_Directions_
Count every line below in which "category" occurs, then give only the count.

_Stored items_
▽

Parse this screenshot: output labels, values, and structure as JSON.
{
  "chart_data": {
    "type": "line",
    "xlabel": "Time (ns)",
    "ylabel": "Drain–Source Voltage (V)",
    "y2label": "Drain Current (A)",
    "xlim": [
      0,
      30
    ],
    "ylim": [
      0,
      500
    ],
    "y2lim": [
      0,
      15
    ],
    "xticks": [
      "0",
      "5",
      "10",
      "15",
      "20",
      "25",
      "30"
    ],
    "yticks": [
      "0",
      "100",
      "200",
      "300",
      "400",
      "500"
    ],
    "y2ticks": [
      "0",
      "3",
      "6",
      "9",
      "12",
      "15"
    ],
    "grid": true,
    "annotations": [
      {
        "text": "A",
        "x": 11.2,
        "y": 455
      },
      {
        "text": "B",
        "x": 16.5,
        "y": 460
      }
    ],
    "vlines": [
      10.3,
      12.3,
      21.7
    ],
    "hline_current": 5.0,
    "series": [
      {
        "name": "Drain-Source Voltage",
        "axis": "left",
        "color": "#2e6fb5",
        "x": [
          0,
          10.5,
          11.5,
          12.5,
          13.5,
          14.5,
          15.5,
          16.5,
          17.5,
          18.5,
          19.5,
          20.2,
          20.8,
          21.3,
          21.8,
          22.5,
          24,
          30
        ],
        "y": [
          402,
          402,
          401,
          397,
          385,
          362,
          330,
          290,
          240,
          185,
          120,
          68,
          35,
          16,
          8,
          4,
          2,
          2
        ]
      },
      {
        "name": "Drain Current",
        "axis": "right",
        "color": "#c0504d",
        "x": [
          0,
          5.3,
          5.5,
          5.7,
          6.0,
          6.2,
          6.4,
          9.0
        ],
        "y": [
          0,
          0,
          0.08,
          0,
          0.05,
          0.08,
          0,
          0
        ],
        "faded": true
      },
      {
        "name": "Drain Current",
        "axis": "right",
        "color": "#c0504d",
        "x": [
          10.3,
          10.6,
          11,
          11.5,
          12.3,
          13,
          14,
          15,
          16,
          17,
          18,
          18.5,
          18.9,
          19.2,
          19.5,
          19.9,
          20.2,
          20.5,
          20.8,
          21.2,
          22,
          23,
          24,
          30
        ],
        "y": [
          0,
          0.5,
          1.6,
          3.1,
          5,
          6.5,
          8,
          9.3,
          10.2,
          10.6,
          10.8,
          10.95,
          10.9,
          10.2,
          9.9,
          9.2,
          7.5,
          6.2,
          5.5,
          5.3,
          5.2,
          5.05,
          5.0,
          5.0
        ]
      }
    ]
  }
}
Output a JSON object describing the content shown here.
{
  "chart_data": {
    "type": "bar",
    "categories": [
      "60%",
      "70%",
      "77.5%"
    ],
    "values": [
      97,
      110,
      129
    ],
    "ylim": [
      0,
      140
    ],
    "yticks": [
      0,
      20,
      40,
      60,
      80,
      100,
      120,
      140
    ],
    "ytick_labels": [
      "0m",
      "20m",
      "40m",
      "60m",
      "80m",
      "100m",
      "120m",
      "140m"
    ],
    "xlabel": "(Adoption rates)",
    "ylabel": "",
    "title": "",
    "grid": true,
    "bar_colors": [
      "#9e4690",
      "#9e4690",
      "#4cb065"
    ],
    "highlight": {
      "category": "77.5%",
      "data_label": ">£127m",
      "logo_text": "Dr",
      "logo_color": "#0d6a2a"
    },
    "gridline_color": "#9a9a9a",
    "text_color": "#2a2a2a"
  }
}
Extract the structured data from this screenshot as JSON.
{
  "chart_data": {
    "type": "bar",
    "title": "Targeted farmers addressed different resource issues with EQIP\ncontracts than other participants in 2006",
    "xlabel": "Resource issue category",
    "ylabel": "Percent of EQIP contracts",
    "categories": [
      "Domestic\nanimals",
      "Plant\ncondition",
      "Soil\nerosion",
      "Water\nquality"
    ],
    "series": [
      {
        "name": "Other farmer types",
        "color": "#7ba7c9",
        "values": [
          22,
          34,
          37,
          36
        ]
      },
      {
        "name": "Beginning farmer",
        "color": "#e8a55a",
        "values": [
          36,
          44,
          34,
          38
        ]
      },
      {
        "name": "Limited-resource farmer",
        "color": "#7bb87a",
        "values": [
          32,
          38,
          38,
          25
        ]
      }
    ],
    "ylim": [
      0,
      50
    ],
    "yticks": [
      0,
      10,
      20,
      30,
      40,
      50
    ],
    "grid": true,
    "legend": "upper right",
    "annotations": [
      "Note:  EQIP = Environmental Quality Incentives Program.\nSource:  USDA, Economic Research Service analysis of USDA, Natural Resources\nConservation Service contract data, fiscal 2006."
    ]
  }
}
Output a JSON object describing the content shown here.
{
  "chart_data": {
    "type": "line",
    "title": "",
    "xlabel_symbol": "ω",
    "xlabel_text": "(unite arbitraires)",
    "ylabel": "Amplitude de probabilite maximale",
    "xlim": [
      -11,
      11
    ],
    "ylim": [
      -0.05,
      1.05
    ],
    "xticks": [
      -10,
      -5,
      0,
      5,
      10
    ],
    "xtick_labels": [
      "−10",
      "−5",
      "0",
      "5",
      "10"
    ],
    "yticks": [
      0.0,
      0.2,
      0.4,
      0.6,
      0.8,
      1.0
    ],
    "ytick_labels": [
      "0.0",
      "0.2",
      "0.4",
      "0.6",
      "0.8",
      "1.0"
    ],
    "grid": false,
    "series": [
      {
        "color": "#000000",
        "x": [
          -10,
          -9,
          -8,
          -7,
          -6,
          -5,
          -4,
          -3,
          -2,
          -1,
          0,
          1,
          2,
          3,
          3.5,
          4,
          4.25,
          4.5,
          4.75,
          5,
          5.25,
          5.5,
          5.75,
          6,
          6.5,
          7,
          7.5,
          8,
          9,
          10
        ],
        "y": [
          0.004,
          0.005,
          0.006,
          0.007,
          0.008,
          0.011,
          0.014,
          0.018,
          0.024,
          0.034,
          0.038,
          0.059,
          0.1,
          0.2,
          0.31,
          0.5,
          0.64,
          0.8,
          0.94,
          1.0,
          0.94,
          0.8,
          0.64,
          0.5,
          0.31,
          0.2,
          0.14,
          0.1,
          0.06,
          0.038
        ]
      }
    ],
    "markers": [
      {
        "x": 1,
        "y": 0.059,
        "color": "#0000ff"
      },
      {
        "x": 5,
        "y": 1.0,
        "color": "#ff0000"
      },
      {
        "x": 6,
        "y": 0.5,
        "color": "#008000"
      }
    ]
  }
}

△

_Written reply_
2